◆ Short exercise
Set down the material below in full, matching it exactly.

◆ Extracted material
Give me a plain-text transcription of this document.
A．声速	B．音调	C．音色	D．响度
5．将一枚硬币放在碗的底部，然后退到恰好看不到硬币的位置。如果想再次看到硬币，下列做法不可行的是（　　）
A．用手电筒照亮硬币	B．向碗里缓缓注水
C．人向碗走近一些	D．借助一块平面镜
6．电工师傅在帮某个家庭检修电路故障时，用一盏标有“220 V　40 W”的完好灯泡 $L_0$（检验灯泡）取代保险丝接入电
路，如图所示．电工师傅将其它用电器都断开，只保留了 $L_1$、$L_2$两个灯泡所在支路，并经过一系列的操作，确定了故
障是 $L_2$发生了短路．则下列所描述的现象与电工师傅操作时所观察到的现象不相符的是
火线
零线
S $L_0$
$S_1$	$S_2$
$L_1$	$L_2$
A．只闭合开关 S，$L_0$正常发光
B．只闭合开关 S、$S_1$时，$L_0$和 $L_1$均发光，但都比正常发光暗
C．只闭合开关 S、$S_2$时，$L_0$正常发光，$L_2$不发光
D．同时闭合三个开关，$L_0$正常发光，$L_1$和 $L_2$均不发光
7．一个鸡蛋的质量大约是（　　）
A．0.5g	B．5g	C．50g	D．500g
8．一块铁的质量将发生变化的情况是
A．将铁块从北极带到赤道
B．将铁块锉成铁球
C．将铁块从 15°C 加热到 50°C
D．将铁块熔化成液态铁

◆ Written answer
Give me a plain-text transcription of this document.
A．声速	B．音调	C．音色	D．响度
5．将一枚硬币放在碗的底部，然后退到恰好看不到硬币的位置。如果想再次看到硬币，下列做法不可行的是（　　）
A．用手电筒照亮硬币	B．向碗里缓缓注水
C．人向碗走近一些	D．借助一块平面镜
6．电工师傅在帮某个家庭检修电路故障时，用一盏标有“220 V　40 W”的完好灯泡 $L_0$（检验灯泡）取代保险丝接入电
路，如图所示．电工师傅将其它用电器都断开，只保留了 $L_1$、$L_2$两个灯泡所在支路，并经过一系列的操作，确定了故
障是 $L_2$发生了短路．则下列所描述的现象与电工师傅操作时所观察到的现象不相符的是
火线
零线
S $L_0$
$S_1$	$S_2$
$L_1$	$L_2$
A．只闭合开关 S，$L_0$正常发光
B．只闭合开关 S、$S_1$时，$L_0$和 $L_1$均发光，但都比正常发光暗
C．只闭合开关 S、$S_2$时，$L_0$正常发光，$L_2$不发光
D．同时闭合三个开关，$L_0$正常发光，$L_1$和 $L_2$均不发光
7．一个鸡蛋的质量大约是（　　）
A．0.5g	B．5g	C．50g	D．500g
8．一块铁的质量将发生变化的情况是
A．将铁块从北极带到赤道
B．将铁块锉成铁球
C．将铁块从 15°C 加热到 50°C
D．将铁块熔化成液态铁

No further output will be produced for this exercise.